- Written exercise -
Write out the data below in full. Keep it exact.

— start of Available records —

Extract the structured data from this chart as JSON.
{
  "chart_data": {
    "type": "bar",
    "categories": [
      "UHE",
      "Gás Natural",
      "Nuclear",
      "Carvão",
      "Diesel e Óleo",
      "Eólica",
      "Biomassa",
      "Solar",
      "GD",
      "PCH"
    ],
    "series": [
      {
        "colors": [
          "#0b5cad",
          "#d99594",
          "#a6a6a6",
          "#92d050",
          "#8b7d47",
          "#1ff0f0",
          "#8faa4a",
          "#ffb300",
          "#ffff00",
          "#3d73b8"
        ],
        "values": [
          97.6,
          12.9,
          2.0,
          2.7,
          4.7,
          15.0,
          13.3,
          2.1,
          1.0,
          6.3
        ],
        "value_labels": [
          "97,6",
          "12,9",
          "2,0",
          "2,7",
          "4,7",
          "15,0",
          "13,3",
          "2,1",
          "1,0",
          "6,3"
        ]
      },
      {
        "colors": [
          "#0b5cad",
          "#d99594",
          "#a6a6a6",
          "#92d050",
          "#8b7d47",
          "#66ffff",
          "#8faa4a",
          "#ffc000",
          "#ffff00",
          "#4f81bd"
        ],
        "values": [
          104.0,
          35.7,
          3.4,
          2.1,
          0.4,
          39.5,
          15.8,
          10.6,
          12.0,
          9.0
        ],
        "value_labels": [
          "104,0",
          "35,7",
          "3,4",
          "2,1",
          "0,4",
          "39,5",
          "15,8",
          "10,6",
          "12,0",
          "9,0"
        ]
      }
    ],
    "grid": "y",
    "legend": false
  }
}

— end of Available records —

- The result -
Extract the structured data from this chart as JSON.
{
  "chart_data": {
    "type": "bar",
    "categories": [
      "UHE",
      "Gás Natural",
      "Nuclear",
      "Carvão",
      "Diesel e Óleo",
      "Eólica",
      "Biomassa",
      "Solar",
      "GD",
      "PCH"
    ],
    "series": [
      {
        "colors": [
          "#0b5cad",
          "#d99594",
          "#a6a6a6",
          "#92d050",
          "#8b7d47",
          "#1ff0f0",
          "#8faa4a",
          "#ffb300",
          "#ffff00",
          "#3d73b8"
        ],
        "values": [
          97.6,
          12.9,
          2.0,
          2.7,
          4.7,
          15.0,
          13.3,
          2.1,
          1.0,
          6.3
        ],
        "value_labels": [
          "97,6",
          "12,9",
          "2,0",
          "2,7",
          "4,7",
          "15,0",
          "13,3",
          "2,1",
          "1,0",
          "6,3"
        ]
      },
      {
        "colors": [
          "#0b5cad",
          "#d99594",
          "#a6a6a6",
          "#92d050",
          "#8b7d47",
          "#66ffff",
          "#8faa4a",
          "#ffc000",
          "#ffff00",
          "#4f81bd"
        ],
        "values": [
          104.0,
          35.7,
          3.4,
          2.1,
          0.4,
          39.5,
          15.8,
          10.6,
          12.0,
          9.0
        ],
        "value_labels": [
          "104,0",
          "35,7",
          "3,4",
          "2,1",
          "0,4",
          "39,5",
          "15,8",
          "10,6",
          "12,0",
          "9,0"
        ]
      }
    ],
    "grid": "y",
    "legend": false
  }
}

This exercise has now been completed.